PROBLEM REQUIREMENTS:
Wherever "พฤษภาคม" appears in a line, copy that line.

BEGIN ENTRIES PROVIDED

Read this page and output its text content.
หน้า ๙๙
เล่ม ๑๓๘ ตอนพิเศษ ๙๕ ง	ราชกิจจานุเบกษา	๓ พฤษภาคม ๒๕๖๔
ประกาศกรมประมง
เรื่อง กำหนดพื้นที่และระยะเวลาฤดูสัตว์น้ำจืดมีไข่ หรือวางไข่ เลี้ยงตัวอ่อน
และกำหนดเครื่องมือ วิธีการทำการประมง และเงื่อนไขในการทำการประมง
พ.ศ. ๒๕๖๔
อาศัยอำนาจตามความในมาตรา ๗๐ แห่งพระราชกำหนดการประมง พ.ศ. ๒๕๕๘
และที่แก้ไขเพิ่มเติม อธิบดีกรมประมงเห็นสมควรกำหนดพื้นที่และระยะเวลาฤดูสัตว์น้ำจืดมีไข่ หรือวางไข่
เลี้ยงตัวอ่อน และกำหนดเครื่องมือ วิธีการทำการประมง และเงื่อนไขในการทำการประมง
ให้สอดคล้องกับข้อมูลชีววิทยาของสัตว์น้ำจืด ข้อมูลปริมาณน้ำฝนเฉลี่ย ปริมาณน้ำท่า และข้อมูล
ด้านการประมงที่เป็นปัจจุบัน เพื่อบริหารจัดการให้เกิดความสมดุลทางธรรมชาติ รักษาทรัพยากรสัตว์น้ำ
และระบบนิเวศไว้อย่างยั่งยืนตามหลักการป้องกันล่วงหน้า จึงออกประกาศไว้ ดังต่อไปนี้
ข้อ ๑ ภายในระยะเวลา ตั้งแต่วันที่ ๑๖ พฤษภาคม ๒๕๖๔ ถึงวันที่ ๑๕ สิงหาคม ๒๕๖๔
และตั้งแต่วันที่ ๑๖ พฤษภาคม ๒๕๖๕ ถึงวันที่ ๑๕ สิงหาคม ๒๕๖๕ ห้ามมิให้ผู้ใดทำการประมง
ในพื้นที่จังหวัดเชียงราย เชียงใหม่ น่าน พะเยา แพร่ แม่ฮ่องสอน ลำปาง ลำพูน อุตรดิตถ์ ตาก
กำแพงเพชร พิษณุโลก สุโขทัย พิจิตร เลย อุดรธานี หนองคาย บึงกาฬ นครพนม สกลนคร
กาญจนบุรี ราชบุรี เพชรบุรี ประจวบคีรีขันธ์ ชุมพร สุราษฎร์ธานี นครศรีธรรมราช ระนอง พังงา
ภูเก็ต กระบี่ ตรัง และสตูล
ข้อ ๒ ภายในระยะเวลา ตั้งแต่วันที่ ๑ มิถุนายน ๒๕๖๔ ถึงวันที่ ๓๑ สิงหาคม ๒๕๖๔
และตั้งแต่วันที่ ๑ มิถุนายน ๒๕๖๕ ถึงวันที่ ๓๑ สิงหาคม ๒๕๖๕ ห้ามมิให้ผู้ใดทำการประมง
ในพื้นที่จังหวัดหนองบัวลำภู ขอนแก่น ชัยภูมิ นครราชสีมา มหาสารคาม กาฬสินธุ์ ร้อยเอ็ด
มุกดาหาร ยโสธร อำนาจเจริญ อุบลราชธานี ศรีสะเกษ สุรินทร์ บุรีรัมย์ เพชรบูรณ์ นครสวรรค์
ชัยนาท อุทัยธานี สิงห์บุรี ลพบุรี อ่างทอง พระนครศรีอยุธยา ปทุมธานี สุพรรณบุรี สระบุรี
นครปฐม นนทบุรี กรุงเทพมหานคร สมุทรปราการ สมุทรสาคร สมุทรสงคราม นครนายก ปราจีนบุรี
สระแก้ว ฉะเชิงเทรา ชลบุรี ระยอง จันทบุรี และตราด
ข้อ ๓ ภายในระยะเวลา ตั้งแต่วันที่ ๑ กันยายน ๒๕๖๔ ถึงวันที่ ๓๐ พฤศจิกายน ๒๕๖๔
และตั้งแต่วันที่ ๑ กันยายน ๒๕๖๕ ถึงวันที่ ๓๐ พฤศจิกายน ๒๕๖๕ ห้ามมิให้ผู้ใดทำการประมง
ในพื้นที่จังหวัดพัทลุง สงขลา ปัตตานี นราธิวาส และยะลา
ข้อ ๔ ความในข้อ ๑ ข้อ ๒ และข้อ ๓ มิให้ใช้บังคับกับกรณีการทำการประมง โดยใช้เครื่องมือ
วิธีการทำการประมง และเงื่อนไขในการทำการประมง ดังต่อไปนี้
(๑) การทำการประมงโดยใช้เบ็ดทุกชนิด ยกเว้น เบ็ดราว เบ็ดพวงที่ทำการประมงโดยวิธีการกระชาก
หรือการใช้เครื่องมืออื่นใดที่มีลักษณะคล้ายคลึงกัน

END ENTRIES PROVIDED
BEGIN ENTRIES PROVIDED

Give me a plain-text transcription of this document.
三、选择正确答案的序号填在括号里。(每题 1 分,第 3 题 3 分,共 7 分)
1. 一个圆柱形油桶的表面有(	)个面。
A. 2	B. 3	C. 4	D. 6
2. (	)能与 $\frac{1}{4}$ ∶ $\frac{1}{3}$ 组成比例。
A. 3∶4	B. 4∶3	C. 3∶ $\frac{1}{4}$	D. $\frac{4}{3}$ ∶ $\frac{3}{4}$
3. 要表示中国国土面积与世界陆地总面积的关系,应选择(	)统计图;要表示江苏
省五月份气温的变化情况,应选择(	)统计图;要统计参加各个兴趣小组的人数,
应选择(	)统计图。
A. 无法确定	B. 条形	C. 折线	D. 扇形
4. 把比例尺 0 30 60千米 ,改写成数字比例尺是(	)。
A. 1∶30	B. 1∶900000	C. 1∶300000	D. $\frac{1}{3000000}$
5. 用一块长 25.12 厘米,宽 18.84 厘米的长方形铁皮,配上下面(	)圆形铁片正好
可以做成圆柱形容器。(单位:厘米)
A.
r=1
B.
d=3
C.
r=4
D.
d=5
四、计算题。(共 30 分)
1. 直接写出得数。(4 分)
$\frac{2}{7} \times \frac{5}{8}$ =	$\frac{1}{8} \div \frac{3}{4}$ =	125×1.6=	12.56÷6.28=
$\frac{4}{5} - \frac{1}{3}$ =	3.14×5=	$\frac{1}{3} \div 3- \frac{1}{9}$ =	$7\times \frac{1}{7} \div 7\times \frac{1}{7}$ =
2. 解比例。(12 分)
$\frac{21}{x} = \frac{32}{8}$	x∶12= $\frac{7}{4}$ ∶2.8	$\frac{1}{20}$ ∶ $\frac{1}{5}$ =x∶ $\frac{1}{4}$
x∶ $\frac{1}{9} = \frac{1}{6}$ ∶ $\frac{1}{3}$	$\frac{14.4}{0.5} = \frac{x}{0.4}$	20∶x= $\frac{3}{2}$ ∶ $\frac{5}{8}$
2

END ENTRIES PROVIDED

EXERCISE RESPONSE:
เล่ม ๑๓๘ ตอนพิเศษ ๙๕ ง	ราชกิจจานุเบกษา	๓ พฤษภาคม ๒๕๖๔
ข้อ ๑ ภายในระยะเวลา ตั้งแต่วันที่ ๑๖ พฤษภาคม ๒๕๖๔ ถึงวันที่ ๑๕ สิงหาคม ๒๕๖๔
และตั้งแต่วันที่ ๑๖ พฤษภาคม ๒๕๖๕ ถึงวันที่ ๑๕ สิงหาคม ๒๕๖๕ ห้ามมิให้ผู้ใดทำการประมง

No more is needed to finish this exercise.